» **EXERCISE GOAL**: Every line that includes the word "color" is to be listed.

» **SUPPLIED RECORDS**:
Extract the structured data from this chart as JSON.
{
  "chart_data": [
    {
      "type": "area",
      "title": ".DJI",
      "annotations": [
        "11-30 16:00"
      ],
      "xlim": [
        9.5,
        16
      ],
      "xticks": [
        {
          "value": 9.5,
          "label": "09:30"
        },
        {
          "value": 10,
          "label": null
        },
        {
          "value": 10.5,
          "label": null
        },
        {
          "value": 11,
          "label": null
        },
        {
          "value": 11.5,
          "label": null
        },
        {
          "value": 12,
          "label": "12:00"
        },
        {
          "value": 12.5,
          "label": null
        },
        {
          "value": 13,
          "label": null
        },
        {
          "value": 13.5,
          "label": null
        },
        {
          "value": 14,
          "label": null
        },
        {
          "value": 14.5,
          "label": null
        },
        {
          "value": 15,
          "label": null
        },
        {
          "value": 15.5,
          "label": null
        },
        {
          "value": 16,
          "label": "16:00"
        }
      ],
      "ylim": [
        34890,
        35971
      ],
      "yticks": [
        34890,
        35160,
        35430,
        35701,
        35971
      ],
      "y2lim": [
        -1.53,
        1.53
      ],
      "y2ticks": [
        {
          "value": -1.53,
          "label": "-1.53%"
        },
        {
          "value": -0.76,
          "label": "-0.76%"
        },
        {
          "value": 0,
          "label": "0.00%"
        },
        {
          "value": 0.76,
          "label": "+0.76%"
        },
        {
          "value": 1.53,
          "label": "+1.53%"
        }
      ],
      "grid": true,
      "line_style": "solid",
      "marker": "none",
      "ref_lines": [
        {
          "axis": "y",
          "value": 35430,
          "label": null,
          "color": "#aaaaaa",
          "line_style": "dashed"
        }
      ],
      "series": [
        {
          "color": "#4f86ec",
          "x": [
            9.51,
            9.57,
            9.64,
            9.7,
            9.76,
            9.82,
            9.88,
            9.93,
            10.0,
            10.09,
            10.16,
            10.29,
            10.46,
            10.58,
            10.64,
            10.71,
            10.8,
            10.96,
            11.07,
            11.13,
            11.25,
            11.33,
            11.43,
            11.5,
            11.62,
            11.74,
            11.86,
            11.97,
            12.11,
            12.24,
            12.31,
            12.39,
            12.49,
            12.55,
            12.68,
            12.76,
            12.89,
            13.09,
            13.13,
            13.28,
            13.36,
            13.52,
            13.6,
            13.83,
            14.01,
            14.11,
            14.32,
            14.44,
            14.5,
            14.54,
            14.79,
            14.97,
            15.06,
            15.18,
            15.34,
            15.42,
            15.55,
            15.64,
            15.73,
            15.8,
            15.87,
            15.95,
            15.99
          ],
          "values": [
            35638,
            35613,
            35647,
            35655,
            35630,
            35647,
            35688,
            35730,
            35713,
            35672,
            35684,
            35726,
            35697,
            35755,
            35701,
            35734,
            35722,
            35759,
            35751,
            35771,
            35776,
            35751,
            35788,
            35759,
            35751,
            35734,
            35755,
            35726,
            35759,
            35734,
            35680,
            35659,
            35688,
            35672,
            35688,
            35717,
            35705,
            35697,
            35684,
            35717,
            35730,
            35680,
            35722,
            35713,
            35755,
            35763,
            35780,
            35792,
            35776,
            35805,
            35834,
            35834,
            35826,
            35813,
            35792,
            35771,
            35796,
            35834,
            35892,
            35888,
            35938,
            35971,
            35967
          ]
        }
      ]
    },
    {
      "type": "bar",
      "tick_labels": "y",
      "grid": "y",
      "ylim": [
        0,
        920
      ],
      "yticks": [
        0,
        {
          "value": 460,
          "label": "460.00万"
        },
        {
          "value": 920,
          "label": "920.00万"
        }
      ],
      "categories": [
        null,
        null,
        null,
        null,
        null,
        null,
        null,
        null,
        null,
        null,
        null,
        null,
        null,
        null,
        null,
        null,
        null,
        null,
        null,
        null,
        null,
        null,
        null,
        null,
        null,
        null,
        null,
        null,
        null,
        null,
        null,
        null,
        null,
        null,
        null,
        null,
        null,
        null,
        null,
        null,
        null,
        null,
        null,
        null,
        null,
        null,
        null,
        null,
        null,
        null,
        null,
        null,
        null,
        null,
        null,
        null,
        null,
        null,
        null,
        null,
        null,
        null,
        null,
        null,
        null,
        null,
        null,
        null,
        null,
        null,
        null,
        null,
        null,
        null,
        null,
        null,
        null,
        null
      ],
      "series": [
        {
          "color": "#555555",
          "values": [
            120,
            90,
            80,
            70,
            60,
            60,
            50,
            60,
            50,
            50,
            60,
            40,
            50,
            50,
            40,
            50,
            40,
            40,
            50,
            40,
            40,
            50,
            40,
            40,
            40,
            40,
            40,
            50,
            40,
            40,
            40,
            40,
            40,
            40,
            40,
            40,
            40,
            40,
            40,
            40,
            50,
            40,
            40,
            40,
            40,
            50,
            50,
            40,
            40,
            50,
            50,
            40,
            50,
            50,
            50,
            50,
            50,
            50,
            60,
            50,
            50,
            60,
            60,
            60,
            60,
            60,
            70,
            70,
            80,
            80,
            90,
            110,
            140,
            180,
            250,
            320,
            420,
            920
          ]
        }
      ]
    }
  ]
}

» **REPLY TO THE TASK**:
          "color": "#aaaaaa",
          "color": "#4f86ec",
          "color": "#555555",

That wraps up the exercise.